Set down each entry exactly as given; pictures should not appear in the copy.

# # # #

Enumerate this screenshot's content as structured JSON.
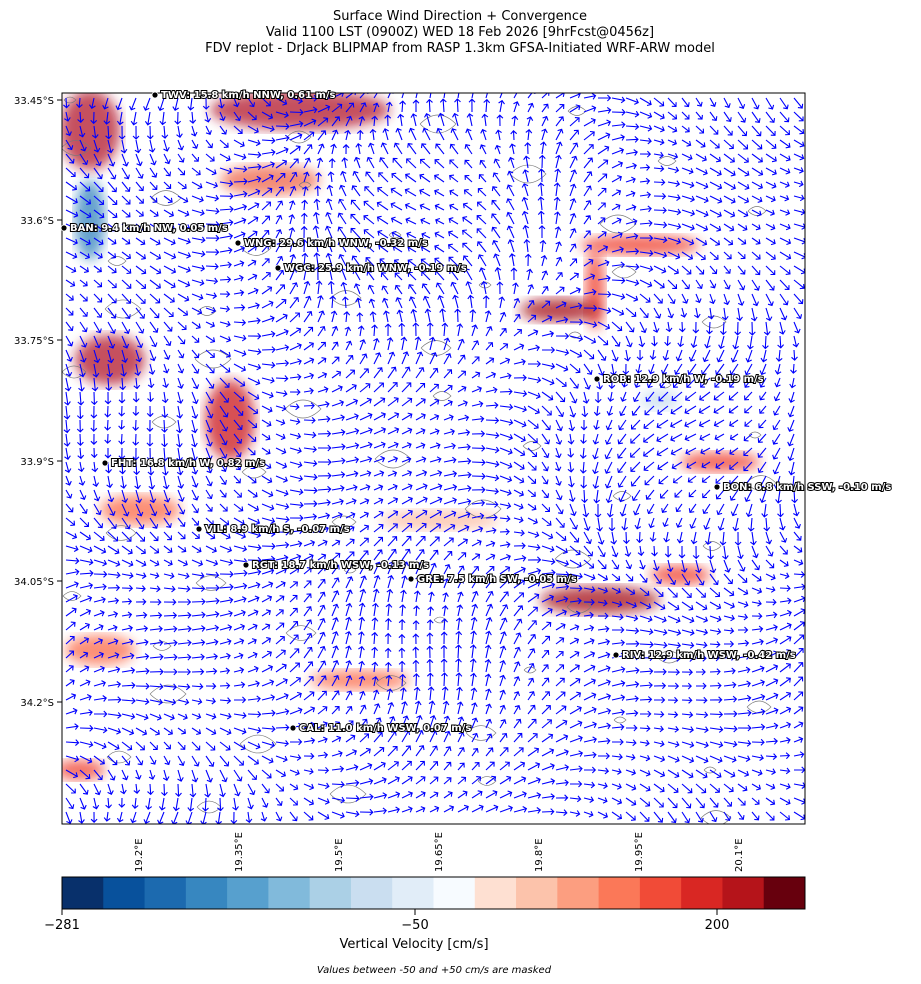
{
  "title": [
    "Surface Wind Direction + Convergence",
    "Valid 1100 LST (0900Z) WED 18 Feb 2026 [9hrFcst@0456z]",
    "FDV replot - DrJack BLIPMAP from RASP 1.3km GFSA-Initiated WRF-ARW model"
  ],
  "map": {
    "yticks": [
      "33.45°S",
      "33.6°S",
      "33.75°S",
      "33.9°S",
      "34.05°S",
      "34.2°S"
    ],
    "xticks": [
      "19.2°E",
      "19.35°E",
      "19.5°E",
      "19.65°E",
      "19.8°E",
      "19.95°E",
      "20.1°E"
    ],
    "stations": [
      "TWV: 15.8 km/h NNW, 0.61 m/s",
      "BAN: 9.4 km/h NW, 0.05 m/s",
      "WNG: 29.6 km/h WNW, -0.32 m/s",
      "WGC: 25.9 km/h WNW, -0.19 m/s",
      "ROB: 12.9 km/h W, -0.19 m/s",
      "FHT: 16.8 km/h W, 0.82 m/s",
      "BON: 6.8 km/h SSW, -0.10 m/s",
      "VIL: 8.9 km/h S, -0.07 m/s",
      "RGT: 18.7 km/h WSW, -0.13 m/s",
      "GRE: 7.5 km/h SW, -0.05 m/s",
      "RIV: 12.9 km/h WSW, -0.42 m/s",
      "CAL: 11.0 km/h WSW, 0.07 m/s"
    ]
  },
  "colorbar": {
    "colors": [
      "#08306b",
      "#08519c",
      "#1c6aaf",
      "#3787c0",
      "#57a0ce",
      "#81badb",
      "#abd0e6",
      "#cadef0",
      "#e1edf8",
      "#f7fbff",
      "#fee0d2",
      "#fcc3ab",
      "#fc9e80",
      "#fb7858",
      "#f14b37",
      "#d92723",
      "#b5141a",
      "#67000d"
    ],
    "ticks": [
      "−281",
      "−50",
      "200"
    ],
    "label": "Vertical Velocity [cm/s]"
  },
  "note": "Values between -50 and +50 cm/s are masked"
}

# # # #

Finished exercise:
Enumerate this screenshot's content as structured JSON.
{
  "title": [
    "Surface Wind Direction + Convergence",
    "Valid 1100 LST (0900Z) WED 18 Feb 2026 [9hrFcst@0456z]",
    "FDV replot - DrJack BLIPMAP from RASP 1.3km GFSA-Initiated WRF-ARW model"
  ],
  "map": {
    "yticks": [
      "33.45°S",
      "33.6°S",
      "33.75°S",
      "33.9°S",
      "34.05°S",
      "34.2°S"
    ],
    "xticks": [
      "19.2°E",
      "19.35°E",
      "19.5°E",
      "19.65°E",
      "19.8°E",
      "19.95°E",
      "20.1°E"
    ],
    "stations": [
      "TWV: 15.8 km/h NNW, 0.61 m/s",
      "BAN: 9.4 km/h NW, 0.05 m/s",
      "WNG: 29.6 km/h WNW, -0.32 m/s",
      "WGC: 25.9 km/h WNW, -0.19 m/s",
      "ROB: 12.9 km/h W, -0.19 m/s",
      "FHT: 16.8 km/h W, 0.82 m/s",
      "BON: 6.8 km/h SSW, -0.10 m/s",
      "VIL: 8.9 km/h S, -0.07 m/s",
      "RGT: 18.7 km/h WSW, -0.13 m/s",
      "GRE: 7.5 km/h SW, -0.05 m/s",
      "RIV: 12.9 km/h WSW, -0.42 m/s",
      "CAL: 11.0 km/h WSW, 0.07 m/s"
    ]
  },
  "colorbar": {
    "colors": [
      "#08306b",
      "#08519c",
      "#1c6aaf",
      "#3787c0",
      "#57a0ce",
      "#81badb",
      "#abd0e6",
      "#cadef0",
      "#e1edf8",
      "#f7fbff",
      "#fee0d2",
      "#fcc3ab",
      "#fc9e80",
      "#fb7858",
      "#f14b37",
      "#d92723",
      "#b5141a",
      "#67000d"
    ],
    "ticks": [
      "−281",
      "−50",
      "200"
    ],
    "label": "Vertical Velocity [cm/s]"
  },
  "note": "Values between -50 and +50 cm/s are masked"
}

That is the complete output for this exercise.